- _Dataset entries_:
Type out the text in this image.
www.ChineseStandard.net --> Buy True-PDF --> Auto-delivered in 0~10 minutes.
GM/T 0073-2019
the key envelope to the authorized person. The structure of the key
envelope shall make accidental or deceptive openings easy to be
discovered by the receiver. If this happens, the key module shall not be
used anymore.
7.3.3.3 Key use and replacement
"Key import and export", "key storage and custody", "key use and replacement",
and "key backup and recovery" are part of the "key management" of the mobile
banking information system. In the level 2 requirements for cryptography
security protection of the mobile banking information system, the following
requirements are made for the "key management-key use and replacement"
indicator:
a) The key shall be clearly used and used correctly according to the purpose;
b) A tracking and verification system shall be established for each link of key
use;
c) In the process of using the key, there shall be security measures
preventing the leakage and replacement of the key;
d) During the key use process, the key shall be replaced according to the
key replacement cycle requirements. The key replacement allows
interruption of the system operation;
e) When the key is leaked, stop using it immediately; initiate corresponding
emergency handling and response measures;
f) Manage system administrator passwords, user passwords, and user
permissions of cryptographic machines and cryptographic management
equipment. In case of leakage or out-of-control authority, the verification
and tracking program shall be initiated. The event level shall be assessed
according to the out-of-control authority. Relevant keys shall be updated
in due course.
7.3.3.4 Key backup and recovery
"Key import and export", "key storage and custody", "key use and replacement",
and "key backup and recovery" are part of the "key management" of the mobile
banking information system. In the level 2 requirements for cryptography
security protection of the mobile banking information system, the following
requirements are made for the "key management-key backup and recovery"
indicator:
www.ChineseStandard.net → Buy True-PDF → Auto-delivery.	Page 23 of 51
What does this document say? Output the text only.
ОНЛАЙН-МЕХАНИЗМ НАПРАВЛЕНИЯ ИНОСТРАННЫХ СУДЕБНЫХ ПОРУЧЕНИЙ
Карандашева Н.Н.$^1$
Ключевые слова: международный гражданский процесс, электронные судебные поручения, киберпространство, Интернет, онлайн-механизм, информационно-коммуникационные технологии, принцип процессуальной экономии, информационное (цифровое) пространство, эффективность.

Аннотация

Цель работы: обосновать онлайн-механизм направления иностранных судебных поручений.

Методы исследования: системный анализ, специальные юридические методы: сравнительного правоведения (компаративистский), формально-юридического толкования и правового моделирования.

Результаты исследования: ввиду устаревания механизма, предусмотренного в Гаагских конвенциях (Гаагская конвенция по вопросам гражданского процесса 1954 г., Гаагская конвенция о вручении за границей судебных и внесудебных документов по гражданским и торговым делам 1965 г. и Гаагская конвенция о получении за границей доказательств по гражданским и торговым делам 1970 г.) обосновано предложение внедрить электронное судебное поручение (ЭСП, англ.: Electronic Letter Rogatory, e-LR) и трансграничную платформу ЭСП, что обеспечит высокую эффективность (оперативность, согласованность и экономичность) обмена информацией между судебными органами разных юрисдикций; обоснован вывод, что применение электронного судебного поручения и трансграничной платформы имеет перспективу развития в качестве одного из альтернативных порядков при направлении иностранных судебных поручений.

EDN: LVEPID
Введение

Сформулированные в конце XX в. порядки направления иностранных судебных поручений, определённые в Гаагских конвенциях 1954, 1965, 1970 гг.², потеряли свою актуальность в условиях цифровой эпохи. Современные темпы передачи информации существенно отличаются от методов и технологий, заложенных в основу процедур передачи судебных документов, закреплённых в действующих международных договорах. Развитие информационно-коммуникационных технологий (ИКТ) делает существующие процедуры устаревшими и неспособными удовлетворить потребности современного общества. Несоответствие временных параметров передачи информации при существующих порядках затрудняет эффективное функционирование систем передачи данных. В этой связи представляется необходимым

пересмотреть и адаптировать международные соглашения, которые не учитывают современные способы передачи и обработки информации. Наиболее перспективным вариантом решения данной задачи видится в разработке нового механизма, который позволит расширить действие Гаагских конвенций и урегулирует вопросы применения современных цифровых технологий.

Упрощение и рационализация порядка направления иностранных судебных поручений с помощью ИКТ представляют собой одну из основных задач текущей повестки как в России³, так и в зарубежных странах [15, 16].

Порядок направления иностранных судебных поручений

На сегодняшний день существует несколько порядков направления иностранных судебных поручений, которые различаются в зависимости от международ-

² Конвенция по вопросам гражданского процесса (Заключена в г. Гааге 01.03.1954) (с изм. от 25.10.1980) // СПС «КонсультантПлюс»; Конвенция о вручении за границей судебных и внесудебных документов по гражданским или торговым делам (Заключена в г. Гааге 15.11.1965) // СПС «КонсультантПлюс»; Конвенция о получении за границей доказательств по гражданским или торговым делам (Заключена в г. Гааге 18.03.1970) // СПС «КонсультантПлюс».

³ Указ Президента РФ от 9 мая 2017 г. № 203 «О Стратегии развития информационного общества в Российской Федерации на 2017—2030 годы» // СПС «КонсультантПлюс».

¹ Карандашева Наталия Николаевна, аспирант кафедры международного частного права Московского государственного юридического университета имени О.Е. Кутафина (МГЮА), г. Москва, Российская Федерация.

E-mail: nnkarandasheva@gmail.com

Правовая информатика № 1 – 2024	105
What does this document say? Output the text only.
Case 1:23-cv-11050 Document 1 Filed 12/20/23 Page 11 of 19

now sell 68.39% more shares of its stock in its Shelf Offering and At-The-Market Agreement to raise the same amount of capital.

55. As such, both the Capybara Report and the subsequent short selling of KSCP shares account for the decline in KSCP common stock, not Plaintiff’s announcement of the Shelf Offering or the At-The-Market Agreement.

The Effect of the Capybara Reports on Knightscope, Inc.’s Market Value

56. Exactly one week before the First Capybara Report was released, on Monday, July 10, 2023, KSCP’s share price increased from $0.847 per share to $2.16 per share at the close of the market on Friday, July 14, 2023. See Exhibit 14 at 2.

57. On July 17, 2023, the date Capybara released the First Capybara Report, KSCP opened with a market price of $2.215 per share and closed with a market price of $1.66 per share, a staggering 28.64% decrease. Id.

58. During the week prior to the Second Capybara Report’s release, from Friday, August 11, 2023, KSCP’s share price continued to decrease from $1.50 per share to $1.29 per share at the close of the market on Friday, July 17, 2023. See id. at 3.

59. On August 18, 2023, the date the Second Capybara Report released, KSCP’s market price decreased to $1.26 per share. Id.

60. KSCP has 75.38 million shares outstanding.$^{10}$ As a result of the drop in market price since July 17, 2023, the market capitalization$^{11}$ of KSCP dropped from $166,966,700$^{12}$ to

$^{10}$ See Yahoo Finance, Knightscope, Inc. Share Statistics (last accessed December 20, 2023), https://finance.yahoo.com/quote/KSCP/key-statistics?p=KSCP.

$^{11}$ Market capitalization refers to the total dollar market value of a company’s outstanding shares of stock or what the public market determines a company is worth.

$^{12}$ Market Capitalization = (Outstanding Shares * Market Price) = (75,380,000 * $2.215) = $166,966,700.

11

- _Given instruction_:
Find each line in the records holding the string "Карандашева" and show it.

- _Solution for this problem_:
Карандашева Н.Н.$^1$
¹ Карандашева Наталия Николаевна, аспирант кафедры международного частного права Московского государственного юридического университета имени О.Е. Кутафина (МГЮА), г. Москва, Российская Федерация.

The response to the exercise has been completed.